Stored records
★ ★ ★

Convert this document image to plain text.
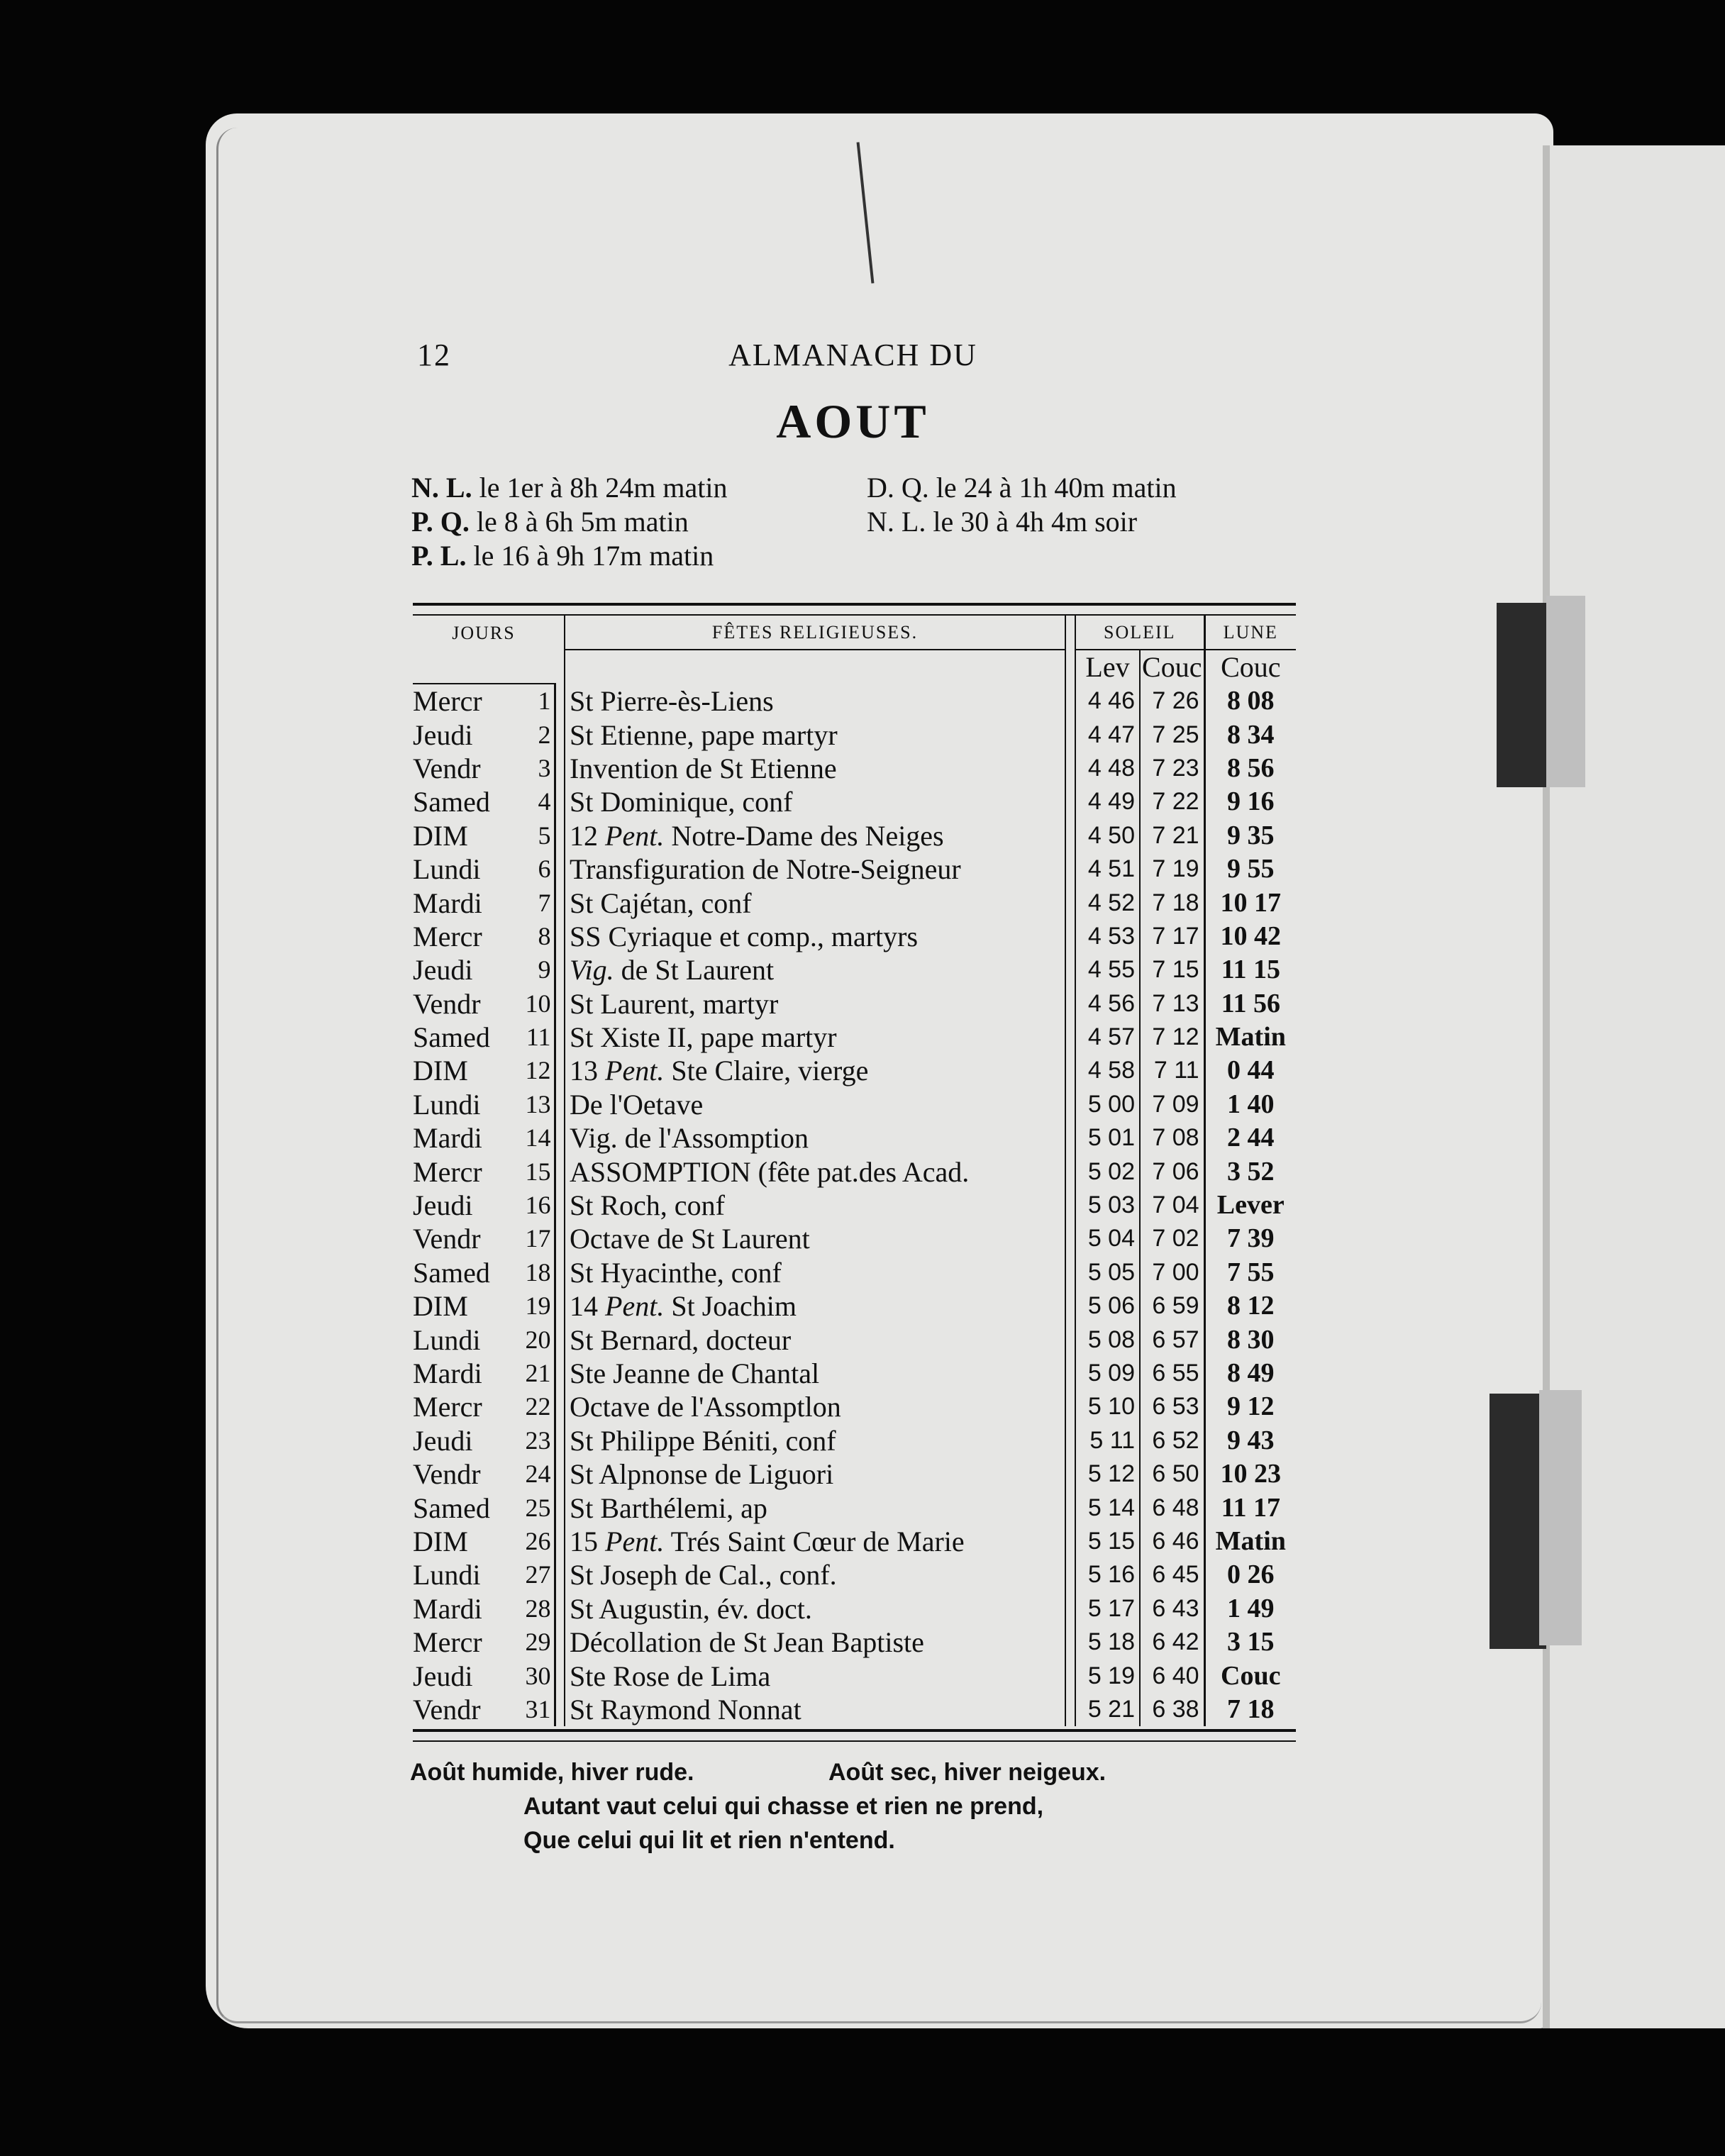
12	ALMANACH DU
AOUT
N. L. le 1er à 8h 24m matin
P. Q. le 8 à 6h 5m matin
P. L. le 16 à 9h 17m matin
D. Q. le 24 à 1h 40m matin
N. L. le 30 à 4h 4m soir
JOURS			FÊTES RELIGIEUSES.		SOLEIL		LUNE
					Lev	Couc	Couc
Mercr	1		St Pierre-ès-Liens		4 46	7 26	8 08
Jeudi	2		St Etienne, pape martyr		4 47	7 25	8 34
Vendr	3		Invention de St Etienne		4 48	7 23	8 56
Samed	4		St Dominique, conf		4 49	7 22	9 16
DIM	5		12 Pent. Notre-Dame des Neiges		4 50	7 21	9 35
Lundi	6		Transfiguration de Notre-Seigneur		4 51	7 19	9 55
Mardi	7		St Cajétan, conf		4 52	7 18	10 17
Mercr	8		SS Cyriaque et comp., martyrs		4 53	7 17	10 42
Jeudi	9		Vig. de St Laurent		4 55	7 15	11 15
Vendr	10		St Laurent, martyr		4 56	7 13	11 56
Samed	11		St Xiste II, pape martyr		4 57	7 12	Matin
DIM	12		13 Pent. Ste Claire, vierge		4 58	7 11	0 44
Lundi	13		De l'Oetave		5 00	7 09	1 40
Mardi	14		Vig. de l'Assomption		5 01	7 08	2 44
Mercr	15		ASSOMPTION (fête pat.des Acad.		5 02	7 06	3 52
Jeudi	16		St Roch, conf		5 03	7 04	Lever
Vendr	17		Octave de St Laurent		5 04	7 02	7 39
Samed	18		St Hyacinthe, conf		5 05	7 00	7 55
DIM	19		14 Pent. St Joachim		5 06	6 59	8 12
Lundi	20		St Bernard, docteur		5 08	6 57	8 30
Mardi	21		Ste Jeanne de Chantal		5 09	6 55	8 49
Mercr	22		Octave de l'Assomptlon		5 10	6 53	9 12
Jeudi	23		St Philippe Béniti, conf		5 11	6 52	9 43
Vendr	24		St Alpnonse de Liguori		5 12	6 50	10 23
Samed	25		St Barthélemi, ap		5 14	6 48	11 17
DIM	26		15 Pent. Trés Saint Cœur de Marie		5 15	6 46	Matin
Lundi	27		St Joseph de Cal., conf.		5 16	6 45	0 26
Mardi	28		St Augustin, év. doct.		5 17	6 43	1 49
Mercr	29		Décollation de St Jean Baptiste		5 18	6 42	3 15
Jeudi	30		Ste Rose de Lima		5 19	6 40	Couc
Vendr	31		St Raymond Nonnat		5 21	6 38	7 18
Août humide, hiver rude.	Août sec, hiver neigeux.
Autant vaut celui qui chasse et rien ne prend,
Que celui qui lit et rien n'entend.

★ ★ ★

Show every line in the entries where the string "Couc" occurs.

					Lev	Couc	Couc
Jeudi	30		Ste Rose de Lima		5 19	6 40	Couc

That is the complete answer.